* Instructions for the task *
Take each line containing "Daten" and report it exactly as written.

* Records to use *

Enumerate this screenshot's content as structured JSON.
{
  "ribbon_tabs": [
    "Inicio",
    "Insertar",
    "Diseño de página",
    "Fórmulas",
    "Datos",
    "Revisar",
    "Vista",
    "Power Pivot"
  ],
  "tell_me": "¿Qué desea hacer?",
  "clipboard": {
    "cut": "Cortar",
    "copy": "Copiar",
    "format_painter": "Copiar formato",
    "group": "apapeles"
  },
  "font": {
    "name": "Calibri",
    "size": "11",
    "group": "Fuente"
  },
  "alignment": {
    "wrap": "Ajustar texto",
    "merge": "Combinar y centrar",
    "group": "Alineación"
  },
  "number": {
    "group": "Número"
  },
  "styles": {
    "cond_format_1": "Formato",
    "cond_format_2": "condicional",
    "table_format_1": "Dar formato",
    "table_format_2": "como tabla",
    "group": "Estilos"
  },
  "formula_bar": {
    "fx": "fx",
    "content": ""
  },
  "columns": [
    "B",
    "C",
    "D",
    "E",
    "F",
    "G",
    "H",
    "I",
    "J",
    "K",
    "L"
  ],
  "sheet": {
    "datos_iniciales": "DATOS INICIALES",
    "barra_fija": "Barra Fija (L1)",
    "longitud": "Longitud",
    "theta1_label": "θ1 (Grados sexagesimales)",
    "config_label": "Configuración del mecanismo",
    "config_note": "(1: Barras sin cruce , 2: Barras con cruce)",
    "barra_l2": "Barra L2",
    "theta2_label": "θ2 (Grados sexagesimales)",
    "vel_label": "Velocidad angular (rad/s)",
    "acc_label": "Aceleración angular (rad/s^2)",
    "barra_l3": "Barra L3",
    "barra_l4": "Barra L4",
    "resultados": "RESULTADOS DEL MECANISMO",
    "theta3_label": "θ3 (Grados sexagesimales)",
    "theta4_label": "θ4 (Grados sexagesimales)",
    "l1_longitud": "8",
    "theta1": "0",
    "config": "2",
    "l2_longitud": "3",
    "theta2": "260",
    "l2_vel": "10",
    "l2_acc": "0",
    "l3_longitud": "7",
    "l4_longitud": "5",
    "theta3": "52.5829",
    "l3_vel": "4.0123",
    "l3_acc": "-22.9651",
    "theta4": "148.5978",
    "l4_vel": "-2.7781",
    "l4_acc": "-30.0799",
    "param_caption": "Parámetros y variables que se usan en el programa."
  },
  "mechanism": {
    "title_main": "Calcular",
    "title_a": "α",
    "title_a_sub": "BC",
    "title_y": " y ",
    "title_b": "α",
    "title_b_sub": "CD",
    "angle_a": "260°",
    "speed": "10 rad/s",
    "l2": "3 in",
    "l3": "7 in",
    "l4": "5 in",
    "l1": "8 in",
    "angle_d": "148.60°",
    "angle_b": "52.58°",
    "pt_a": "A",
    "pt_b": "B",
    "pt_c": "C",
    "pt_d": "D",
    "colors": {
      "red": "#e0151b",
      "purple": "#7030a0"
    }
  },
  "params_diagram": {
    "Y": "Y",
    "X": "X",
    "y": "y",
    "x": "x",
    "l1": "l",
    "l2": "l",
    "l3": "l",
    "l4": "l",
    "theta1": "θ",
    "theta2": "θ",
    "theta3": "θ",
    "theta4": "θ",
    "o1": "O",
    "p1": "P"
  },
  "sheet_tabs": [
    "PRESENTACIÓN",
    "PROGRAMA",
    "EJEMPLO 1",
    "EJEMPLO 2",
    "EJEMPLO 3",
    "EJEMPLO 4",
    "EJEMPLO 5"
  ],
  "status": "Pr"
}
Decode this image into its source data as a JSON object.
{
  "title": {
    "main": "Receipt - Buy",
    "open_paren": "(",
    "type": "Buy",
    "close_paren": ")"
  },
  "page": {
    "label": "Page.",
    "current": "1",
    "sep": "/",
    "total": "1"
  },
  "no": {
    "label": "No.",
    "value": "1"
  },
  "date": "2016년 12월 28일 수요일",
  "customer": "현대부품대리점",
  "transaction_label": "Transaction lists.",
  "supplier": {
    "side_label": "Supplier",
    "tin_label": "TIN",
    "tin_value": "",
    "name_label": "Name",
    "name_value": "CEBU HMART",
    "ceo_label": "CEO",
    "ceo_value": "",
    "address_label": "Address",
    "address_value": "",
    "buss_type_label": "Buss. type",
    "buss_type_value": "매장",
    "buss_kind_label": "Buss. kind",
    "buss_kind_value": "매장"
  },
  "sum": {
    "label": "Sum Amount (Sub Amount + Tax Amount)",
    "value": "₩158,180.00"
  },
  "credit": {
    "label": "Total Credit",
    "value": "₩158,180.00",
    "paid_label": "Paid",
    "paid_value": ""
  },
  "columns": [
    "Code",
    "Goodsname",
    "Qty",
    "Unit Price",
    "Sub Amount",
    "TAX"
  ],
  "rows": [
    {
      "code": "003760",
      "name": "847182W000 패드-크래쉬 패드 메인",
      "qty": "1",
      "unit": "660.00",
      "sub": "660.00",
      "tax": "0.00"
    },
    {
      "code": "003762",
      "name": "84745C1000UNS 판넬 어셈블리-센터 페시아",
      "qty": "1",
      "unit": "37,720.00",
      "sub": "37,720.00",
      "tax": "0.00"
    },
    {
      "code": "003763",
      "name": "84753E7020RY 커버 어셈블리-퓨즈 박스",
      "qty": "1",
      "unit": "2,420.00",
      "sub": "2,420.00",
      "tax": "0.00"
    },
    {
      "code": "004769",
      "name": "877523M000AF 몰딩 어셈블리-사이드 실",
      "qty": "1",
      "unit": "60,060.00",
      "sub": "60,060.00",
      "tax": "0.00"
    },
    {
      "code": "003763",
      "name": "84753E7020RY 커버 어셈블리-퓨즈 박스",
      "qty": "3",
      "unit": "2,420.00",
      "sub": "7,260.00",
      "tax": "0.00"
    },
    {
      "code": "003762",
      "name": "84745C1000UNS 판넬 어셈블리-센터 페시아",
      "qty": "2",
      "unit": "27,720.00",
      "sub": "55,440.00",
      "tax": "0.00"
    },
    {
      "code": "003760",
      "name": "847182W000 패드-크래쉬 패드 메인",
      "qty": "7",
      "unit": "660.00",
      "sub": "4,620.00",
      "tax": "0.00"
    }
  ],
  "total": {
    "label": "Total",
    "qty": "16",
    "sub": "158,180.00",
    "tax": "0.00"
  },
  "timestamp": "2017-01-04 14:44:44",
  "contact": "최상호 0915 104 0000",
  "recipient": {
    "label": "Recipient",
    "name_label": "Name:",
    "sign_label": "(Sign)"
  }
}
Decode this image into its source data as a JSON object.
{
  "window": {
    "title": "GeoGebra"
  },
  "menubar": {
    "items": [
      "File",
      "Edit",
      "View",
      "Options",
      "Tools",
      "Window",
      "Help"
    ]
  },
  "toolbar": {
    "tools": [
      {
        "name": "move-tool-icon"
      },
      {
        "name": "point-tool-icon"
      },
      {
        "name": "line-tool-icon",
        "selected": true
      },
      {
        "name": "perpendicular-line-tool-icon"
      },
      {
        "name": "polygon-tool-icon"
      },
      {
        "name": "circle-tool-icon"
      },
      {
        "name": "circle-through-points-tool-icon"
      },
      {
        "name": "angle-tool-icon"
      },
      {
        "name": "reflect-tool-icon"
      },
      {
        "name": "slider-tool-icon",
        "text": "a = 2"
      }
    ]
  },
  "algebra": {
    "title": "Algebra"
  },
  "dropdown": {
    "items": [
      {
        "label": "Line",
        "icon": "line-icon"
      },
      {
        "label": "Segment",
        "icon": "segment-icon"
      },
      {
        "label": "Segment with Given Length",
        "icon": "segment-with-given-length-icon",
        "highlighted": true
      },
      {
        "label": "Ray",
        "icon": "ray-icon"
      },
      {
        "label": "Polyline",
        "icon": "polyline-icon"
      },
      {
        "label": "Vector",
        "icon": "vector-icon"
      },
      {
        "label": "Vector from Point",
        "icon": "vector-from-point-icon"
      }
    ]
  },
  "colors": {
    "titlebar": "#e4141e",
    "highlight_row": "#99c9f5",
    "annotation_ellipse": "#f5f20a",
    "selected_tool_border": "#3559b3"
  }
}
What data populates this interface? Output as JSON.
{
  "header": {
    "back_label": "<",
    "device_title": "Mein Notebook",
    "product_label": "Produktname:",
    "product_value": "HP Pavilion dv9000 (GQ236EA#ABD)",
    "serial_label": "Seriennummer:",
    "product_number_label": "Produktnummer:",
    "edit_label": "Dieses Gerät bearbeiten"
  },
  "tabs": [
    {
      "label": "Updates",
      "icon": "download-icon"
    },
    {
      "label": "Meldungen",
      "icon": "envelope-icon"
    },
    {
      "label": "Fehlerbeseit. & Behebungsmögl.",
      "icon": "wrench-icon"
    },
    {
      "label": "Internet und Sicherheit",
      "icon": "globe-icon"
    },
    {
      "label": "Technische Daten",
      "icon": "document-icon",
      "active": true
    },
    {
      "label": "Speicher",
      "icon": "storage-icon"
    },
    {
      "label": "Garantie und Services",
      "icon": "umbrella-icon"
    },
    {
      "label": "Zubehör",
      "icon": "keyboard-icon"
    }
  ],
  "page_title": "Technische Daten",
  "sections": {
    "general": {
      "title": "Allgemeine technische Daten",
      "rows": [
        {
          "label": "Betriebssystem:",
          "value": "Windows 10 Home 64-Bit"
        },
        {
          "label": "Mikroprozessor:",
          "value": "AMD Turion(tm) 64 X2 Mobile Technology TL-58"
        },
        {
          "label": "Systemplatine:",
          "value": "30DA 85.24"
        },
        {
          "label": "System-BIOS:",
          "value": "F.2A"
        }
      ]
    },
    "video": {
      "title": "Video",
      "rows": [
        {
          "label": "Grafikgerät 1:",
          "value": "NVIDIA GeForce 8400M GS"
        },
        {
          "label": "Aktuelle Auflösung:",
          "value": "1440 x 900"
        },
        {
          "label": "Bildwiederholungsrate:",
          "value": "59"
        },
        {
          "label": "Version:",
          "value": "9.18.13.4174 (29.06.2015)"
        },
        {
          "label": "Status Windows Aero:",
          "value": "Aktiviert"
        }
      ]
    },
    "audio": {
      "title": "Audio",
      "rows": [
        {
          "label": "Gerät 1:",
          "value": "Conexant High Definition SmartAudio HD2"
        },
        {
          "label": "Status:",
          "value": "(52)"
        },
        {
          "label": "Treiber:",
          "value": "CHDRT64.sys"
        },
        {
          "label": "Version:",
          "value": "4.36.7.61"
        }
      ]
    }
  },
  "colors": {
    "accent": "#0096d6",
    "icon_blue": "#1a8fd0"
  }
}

* Exercise answer *
      "label": "Technische Daten",
  "page_title": "Technische Daten",
      "title": "Allgemeine technische Daten",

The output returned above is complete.